◆ Aim ◆
Each line should be copied exactly.

◆ Records to process ◆
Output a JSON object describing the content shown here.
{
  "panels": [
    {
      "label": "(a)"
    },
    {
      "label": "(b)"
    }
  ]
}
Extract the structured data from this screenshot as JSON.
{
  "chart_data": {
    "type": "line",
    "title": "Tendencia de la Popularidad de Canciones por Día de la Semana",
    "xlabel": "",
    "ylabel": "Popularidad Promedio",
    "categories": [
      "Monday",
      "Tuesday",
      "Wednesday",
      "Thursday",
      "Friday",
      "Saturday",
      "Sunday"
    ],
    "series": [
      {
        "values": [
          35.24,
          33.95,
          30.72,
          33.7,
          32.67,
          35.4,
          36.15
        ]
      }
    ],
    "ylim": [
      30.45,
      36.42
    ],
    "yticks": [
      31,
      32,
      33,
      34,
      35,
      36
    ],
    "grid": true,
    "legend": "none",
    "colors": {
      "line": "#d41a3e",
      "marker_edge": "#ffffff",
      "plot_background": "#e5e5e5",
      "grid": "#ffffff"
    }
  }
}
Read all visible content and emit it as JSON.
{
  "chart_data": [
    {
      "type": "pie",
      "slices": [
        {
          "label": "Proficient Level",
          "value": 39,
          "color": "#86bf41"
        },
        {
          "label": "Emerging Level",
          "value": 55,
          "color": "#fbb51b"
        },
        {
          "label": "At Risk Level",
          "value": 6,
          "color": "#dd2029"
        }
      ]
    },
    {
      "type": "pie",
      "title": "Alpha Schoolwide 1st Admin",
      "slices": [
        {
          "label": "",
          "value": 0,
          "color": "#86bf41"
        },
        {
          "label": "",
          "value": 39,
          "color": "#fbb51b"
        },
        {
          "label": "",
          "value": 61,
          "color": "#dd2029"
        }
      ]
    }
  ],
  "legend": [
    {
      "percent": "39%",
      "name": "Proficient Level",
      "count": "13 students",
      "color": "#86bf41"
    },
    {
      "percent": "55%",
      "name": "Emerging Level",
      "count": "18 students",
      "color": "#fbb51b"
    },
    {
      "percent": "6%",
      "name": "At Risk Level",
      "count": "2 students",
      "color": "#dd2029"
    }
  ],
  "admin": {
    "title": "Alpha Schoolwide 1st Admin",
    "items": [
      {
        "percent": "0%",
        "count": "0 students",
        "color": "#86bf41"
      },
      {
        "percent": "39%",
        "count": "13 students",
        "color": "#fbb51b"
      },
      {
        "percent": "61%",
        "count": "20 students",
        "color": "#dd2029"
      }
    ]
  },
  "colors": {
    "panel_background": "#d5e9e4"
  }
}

◆ Task answer ◆
Output a JSON object describing the content shown here.
{
  "panels": [
    {
      "label": "(a)"
    },
    {
      "label": "(b)"
    }
  ]
}
Extract the structured data from this screenshot as JSON.
{
  "chart_data": {
    "type": "line",
    "title": "Tendencia de la Popularidad de Canciones por Día de la Semana",
    "xlabel": "",
    "ylabel": "Popularidad Promedio",
    "categories": [
      "Monday",
      "Tuesday",
      "Wednesday",
      "Thursday",
      "Friday",
      "Saturday",
      "Sunday"
    ],
    "series": [
      {
        "values": [
          35.24,
          33.95,
          30.72,
          33.7,
          32.67,
          35.4,
          36.15
        ]
      }
    ],
    "ylim": [
      30.45,
      36.42
    ],
    "yticks": [
      31,
      32,
      33,
      34,
      35,
      36
    ],
    "grid": true,
    "legend": "none",
    "colors": {
      "line": "#d41a3e",
      "marker_edge": "#ffffff",
      "plot_background": "#e5e5e5",
      "grid": "#ffffff"
    }
  }
}
Read all visible content and emit it as JSON.
{
  "chart_data": [
    {
      "type": "pie",
      "slices": [
        {
          "label": "Proficient Level",
          "value": 39,
          "color": "#86bf41"
        },
        {
          "label": "Emerging Level",
          "value": 55,
          "color": "#fbb51b"
        },
        {
          "label": "At Risk Level",
          "value": 6,
          "color": "#dd2029"
        }
      ]
    },
    {
      "type": "pie",
      "title": "Alpha Schoolwide 1st Admin",
      "slices": [
        {
          "label": "",
          "value": 0,
          "color": "#86bf41"
        },
        {
          "label": "",
          "value": 39,
          "color": "#fbb51b"
        },
        {
          "label": "",
          "value": 61,
          "color": "#dd2029"
        }
      ]
    }
  ],
  "legend": [
    {
      "percent": "39%",
      "name": "Proficient Level",
      "count": "13 students",
      "color": "#86bf41"
    },
    {
      "percent": "55%",
      "name": "Emerging Level",
      "count": "18 students",
      "color": "#fbb51b"
    },
    {
      "percent": "6%",
      "name": "At Risk Level",
      "count": "2 students",
      "color": "#dd2029"
    }
  ],
  "admin": {
    "title": "Alpha Schoolwide 1st Admin",
    "items": [
      {
        "percent": "0%",
        "count": "0 students",
        "color": "#86bf41"
      },
      {
        "percent": "39%",
        "count": "13 students",
        "color": "#fbb51b"
      },
      {
        "percent": "61%",
        "count": "20 students",
        "color": "#dd2029"
      }
    ]
  },
  "colors": {
    "panel_background": "#d5e9e4"
  }
}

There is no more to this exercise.